## BEGIN

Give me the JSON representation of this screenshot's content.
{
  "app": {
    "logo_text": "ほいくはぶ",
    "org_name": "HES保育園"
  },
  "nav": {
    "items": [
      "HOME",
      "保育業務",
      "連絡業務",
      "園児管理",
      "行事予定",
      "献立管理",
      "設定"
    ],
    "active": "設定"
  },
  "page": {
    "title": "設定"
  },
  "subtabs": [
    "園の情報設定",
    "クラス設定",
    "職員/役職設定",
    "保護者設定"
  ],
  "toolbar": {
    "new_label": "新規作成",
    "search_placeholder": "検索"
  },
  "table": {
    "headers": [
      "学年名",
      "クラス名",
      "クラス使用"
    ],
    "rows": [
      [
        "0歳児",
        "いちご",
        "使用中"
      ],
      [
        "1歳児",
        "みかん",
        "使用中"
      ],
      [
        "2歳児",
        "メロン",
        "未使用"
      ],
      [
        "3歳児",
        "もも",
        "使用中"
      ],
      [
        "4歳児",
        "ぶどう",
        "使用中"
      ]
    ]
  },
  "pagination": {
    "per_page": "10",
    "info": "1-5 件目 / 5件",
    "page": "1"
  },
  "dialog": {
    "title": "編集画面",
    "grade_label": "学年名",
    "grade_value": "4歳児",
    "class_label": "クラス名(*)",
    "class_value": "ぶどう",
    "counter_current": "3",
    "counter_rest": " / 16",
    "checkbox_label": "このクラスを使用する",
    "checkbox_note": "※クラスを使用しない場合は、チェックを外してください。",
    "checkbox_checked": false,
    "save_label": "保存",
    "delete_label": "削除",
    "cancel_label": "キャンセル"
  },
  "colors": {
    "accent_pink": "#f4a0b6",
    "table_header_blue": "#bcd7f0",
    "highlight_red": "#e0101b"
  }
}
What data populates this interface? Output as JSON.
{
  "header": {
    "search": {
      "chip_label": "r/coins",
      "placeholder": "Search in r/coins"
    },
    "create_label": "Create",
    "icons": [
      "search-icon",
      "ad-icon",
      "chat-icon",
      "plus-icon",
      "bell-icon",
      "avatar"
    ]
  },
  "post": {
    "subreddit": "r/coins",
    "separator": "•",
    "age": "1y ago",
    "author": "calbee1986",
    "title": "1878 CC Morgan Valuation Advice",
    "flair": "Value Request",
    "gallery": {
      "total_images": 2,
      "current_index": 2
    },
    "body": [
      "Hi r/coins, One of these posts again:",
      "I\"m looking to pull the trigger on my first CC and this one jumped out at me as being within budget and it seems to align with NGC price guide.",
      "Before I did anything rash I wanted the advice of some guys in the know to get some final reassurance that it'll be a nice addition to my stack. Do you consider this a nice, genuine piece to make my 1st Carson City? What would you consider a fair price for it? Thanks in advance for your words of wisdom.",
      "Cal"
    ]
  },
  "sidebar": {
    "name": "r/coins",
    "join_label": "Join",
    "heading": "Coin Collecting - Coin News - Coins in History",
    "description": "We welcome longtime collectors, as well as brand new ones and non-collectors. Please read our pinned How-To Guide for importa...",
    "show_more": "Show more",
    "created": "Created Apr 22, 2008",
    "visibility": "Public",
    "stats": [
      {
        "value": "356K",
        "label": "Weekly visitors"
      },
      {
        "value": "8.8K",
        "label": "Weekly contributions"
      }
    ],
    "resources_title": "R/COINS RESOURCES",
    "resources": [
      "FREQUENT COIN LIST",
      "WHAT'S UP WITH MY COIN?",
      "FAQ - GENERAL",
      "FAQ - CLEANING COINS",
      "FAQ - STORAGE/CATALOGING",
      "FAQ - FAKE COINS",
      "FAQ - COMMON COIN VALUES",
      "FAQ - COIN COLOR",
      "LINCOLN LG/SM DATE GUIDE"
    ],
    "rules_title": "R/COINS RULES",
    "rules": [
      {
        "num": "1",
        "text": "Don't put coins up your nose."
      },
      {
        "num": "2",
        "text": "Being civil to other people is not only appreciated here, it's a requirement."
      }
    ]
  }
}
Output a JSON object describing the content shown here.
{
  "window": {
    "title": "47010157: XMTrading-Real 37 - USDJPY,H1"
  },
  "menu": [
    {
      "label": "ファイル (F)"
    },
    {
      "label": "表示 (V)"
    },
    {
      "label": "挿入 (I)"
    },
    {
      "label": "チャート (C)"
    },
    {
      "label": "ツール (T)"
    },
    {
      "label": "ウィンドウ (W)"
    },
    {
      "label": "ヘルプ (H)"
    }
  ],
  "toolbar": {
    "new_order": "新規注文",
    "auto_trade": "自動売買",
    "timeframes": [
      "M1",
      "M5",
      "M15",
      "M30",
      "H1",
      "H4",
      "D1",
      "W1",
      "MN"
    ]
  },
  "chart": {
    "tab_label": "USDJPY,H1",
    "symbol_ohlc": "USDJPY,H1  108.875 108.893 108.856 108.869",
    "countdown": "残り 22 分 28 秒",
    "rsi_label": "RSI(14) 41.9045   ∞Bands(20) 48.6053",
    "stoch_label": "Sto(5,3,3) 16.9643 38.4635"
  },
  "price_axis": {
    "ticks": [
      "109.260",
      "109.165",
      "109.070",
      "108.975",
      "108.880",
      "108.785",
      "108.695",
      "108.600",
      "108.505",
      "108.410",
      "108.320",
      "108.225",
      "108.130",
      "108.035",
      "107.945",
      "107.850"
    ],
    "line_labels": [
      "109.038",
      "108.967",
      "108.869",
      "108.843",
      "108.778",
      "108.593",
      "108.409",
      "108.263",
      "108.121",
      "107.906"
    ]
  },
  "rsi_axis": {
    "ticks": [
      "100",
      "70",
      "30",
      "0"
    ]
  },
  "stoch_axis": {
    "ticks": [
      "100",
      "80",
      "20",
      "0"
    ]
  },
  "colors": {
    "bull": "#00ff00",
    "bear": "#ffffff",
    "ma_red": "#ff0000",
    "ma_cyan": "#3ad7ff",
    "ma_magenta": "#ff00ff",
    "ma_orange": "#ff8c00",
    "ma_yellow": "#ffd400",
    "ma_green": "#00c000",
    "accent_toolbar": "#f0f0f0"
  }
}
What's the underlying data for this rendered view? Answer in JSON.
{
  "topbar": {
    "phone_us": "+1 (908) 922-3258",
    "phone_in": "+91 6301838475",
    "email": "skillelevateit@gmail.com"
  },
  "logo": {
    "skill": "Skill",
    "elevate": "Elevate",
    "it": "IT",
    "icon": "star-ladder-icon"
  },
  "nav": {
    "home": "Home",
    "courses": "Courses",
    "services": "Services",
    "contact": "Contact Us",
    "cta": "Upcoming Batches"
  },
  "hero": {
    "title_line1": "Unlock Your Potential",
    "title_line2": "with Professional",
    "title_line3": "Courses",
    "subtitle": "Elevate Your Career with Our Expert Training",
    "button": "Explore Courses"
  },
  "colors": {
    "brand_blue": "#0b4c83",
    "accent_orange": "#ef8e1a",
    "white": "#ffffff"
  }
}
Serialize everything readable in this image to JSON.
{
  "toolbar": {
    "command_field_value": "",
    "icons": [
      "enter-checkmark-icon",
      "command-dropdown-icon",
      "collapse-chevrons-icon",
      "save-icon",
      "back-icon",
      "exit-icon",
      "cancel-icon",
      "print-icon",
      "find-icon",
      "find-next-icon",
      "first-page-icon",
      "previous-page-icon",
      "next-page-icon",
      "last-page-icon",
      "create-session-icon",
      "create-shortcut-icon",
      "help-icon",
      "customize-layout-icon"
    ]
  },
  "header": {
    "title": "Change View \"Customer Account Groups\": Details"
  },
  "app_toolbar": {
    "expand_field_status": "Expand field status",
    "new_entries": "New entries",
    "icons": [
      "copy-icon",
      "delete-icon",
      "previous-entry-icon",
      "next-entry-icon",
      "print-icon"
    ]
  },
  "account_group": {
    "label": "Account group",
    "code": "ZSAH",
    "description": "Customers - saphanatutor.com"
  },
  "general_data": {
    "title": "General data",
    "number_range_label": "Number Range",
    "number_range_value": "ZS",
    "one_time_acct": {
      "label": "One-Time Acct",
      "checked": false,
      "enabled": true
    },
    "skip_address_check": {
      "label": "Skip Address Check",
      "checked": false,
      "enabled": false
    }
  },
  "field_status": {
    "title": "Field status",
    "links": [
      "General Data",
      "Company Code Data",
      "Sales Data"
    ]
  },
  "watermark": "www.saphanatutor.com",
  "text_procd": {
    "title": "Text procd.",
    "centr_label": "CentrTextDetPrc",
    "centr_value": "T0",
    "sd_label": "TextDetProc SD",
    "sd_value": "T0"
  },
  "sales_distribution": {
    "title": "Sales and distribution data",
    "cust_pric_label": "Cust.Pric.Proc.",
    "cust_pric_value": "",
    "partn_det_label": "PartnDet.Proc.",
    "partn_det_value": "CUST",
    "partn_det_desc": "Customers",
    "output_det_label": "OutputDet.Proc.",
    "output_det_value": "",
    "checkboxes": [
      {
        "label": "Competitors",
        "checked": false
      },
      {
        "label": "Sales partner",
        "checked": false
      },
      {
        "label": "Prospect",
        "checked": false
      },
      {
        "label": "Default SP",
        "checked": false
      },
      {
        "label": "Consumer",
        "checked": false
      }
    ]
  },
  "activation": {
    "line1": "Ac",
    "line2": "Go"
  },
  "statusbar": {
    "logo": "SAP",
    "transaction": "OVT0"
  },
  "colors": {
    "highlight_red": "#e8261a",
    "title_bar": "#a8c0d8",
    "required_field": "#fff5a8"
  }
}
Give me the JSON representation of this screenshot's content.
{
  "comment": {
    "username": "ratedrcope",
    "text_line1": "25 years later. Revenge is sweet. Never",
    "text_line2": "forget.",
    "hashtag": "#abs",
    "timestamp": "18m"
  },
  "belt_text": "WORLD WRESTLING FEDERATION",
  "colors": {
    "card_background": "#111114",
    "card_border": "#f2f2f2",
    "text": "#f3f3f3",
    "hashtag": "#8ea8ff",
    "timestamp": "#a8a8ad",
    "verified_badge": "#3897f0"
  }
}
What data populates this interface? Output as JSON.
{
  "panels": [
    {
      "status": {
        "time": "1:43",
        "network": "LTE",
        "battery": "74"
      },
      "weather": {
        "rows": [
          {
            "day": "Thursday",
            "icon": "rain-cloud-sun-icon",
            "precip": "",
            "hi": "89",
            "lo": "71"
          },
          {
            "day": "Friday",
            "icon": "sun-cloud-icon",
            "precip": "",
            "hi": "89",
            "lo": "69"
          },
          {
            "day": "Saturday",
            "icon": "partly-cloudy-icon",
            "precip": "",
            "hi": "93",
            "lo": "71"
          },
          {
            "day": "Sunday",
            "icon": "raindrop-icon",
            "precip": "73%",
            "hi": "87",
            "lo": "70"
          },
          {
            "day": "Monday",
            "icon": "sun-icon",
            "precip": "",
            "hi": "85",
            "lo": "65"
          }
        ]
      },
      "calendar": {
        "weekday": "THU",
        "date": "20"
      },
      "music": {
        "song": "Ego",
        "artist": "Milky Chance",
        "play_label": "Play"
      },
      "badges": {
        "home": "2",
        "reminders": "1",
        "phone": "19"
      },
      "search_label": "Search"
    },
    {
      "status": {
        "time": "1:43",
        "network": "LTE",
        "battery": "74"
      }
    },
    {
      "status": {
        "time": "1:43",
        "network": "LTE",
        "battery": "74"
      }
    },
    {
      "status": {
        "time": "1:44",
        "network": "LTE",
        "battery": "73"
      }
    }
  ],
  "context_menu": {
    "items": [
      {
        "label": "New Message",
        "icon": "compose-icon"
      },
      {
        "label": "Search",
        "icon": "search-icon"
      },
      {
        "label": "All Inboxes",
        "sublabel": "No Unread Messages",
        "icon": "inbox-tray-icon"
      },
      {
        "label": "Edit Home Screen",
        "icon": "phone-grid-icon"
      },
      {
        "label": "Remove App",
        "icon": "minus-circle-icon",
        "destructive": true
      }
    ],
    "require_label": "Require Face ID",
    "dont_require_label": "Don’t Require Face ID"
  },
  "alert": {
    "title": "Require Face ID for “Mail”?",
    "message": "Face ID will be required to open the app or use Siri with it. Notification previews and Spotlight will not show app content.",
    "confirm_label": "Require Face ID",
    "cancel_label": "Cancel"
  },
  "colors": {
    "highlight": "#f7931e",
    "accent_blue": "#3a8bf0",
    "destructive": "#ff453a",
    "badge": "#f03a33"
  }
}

## END

- _Request_: Copy every line of the listing where the word "description" appears.

- _Answer_:
    "description": "We welcome longtime collectors, as well as brand new ones and non-collectors. Please read our pinned How-To Guide for importa...",
    "description": "Customers - saphanatutor.com"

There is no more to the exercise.